Repeat the material verbatim and drop the pictures.

(Dataset listings of figures)

====

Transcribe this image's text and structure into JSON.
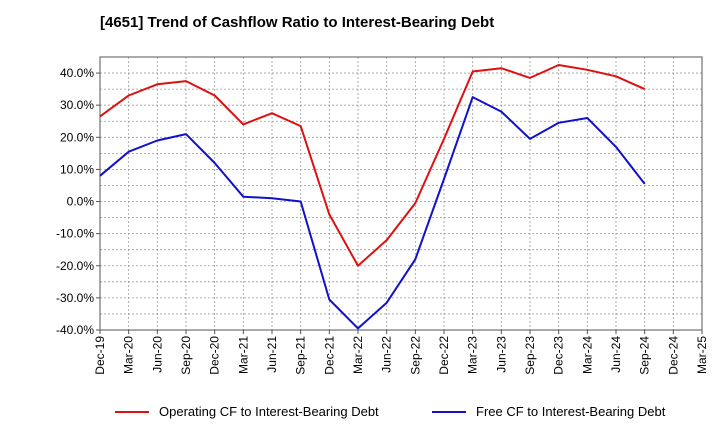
{
  "title": "[4651]  Trend of Cashflow Ratio to Interest-Bearing Debt",
  "chart_data": {
    "type": "line",
    "title": "[4651]  Trend of Cashflow Ratio to Interest-Bearing Debt",
    "categories": [
      "Dec-19",
      "Mar-20",
      "Jun-20",
      "Sep-20",
      "Dec-20",
      "Mar-21",
      "Jun-21",
      "Sep-21",
      "Dec-21",
      "Mar-22",
      "Jun-22",
      "Sep-22",
      "Dec-22",
      "Mar-23",
      "Jun-23",
      "Sep-23",
      "Dec-23",
      "Mar-24",
      "Jun-24",
      "Sep-24",
      "Dec-24",
      "Mar-25"
    ],
    "y_ticks": [
      "40.0%",
      "30.0%",
      "20.0%",
      "10.0%",
      "0.0%",
      "-10.0%",
      "-20.0%",
      "-30.0%",
      "-40.0%"
    ],
    "ylim": [
      -40,
      45
    ],
    "grid": true,
    "legend_position": "bottom",
    "series": [
      {
        "name": "Operating CF to Interest-Bearing Debt",
        "color": "#dd1111",
        "values": [
          26.5,
          33.0,
          36.5,
          37.5,
          33.0,
          24.0,
          27.5,
          23.5,
          -4.0,
          -20.0,
          -12.0,
          -0.5,
          19.5,
          40.5,
          41.5,
          38.5,
          42.5,
          41.0,
          39.0,
          35.0,
          null,
          null
        ]
      },
      {
        "name": "Free CF to Interest-Bearing Debt",
        "color": "#1111cc",
        "values": [
          8.0,
          15.5,
          19.0,
          21.0,
          12.0,
          1.5,
          1.0,
          0.0,
          -30.5,
          -39.5,
          -31.5,
          -18.0,
          7.0,
          32.5,
          28.0,
          19.5,
          24.5,
          26.0,
          17.0,
          5.5,
          null,
          null
        ]
      }
    ]
  }
}
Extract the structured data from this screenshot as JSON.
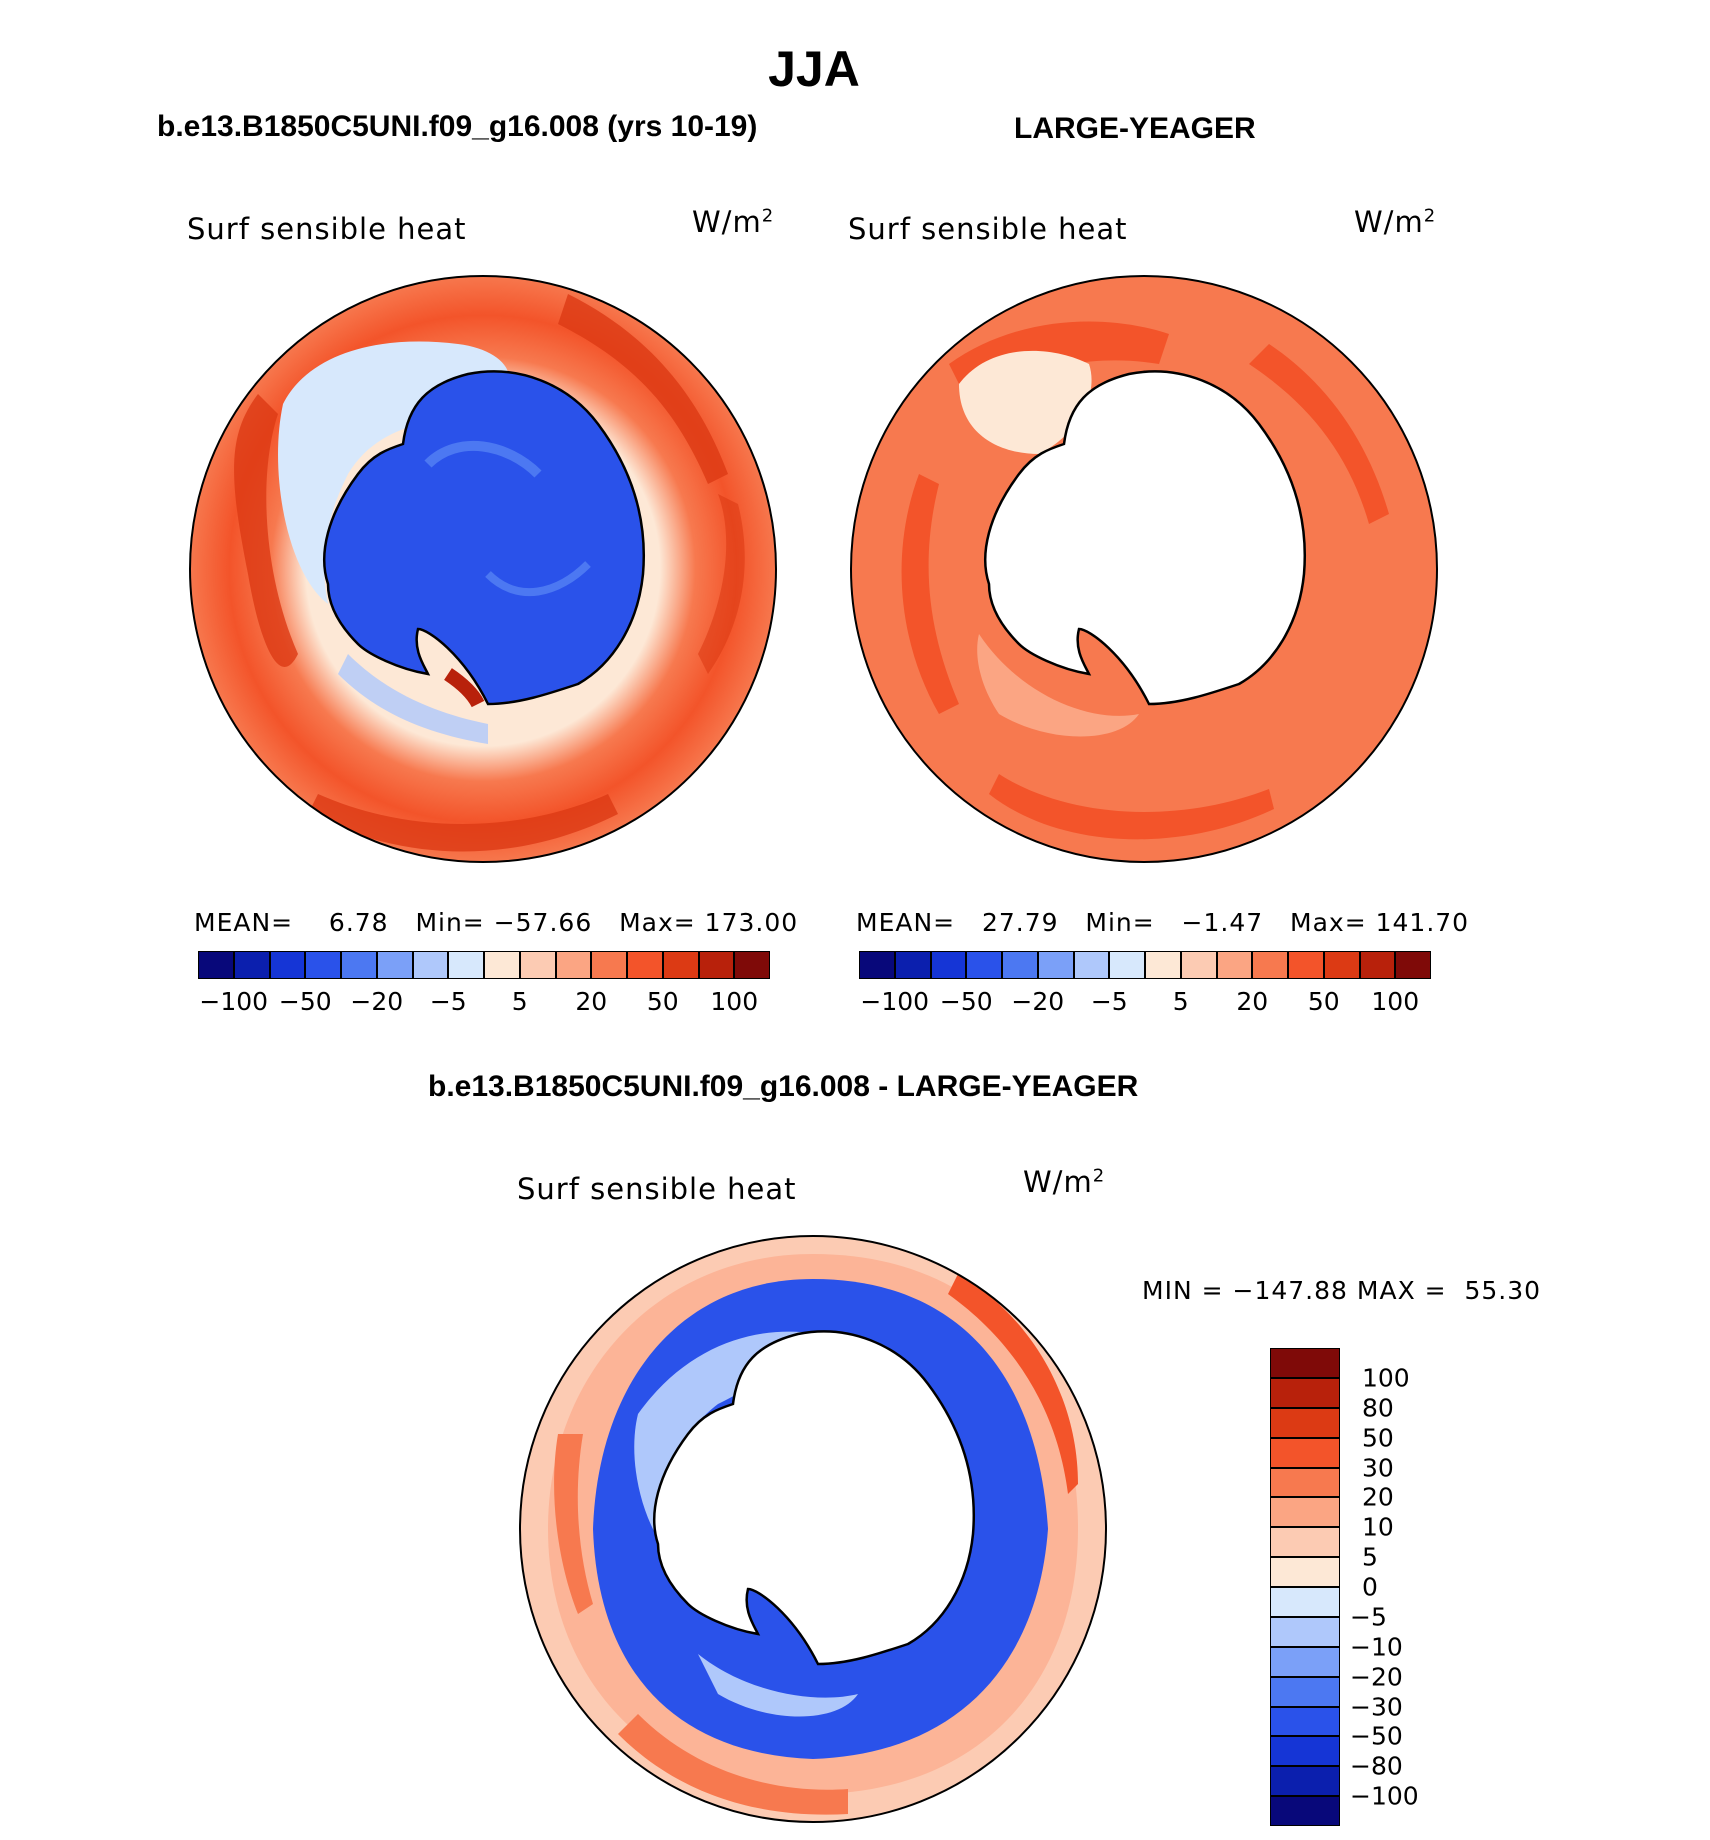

====

● **Output of the exercise**
Transcribe this image's text and structure into JSON.
{
  "title": "[4651]  Trend of Cashflow Ratio to Interest-Bearing Debt",
  "chart_data": {
    "type": "line",
    "title": "[4651]  Trend of Cashflow Ratio to Interest-Bearing Debt",
    "categories": [
      "Dec-19",
      "Mar-20",
      "Jun-20",
      "Sep-20",
      "Dec-20",
      "Mar-21",
      "Jun-21",
      "Sep-21",
      "Dec-21",
      "Mar-22",
      "Jun-22",
      "Sep-22",
      "Dec-22",
      "Mar-23",
      "Jun-23",
      "Sep-23",
      "Dec-23",
      "Mar-24",
      "Jun-24",
      "Sep-24",
      "Dec-24",
      "Mar-25"
    ],
    "y_ticks": [
      "40.0%",
      "30.0%",
      "20.0%",
      "10.0%",
      "0.0%",
      "-10.0%",
      "-20.0%",
      "-30.0%",
      "-40.0%"
    ],
    "ylim": [
      -40,
      45
    ],
    "grid": true,
    "legend_position": "bottom",
    "series": [
      {
        "name": "Operating CF to Interest-Bearing Debt",
        "color": "#dd1111",
        "values": [
          26.5,
          33.0,
          36.5,
          37.5,
          33.0,
          24.0,
          27.5,
          23.5,
          -4.0,
          -20.0,
          -12.0,
          -0.5,
          19.5,
          40.5,
          41.5,
          38.5,
          42.5,
          41.0,
          39.0,
          35.0,
          null,
          null
        ]
      },
      {
        "name": "Free CF to Interest-Bearing Debt",
        "color": "#1111cc",
        "values": [
          8.0,
          15.5,
          19.0,
          21.0,
          12.0,
          1.5,
          1.0,
          0.0,
          -30.5,
          -39.5,
          -31.5,
          -18.0,
          7.0,
          32.5,
          28.0,
          19.5,
          24.5,
          26.0,
          17.0,
          5.5,
          null,
          null
        ]
      }
    ]
  }
}
Extract the structured data from this screenshot as JSON.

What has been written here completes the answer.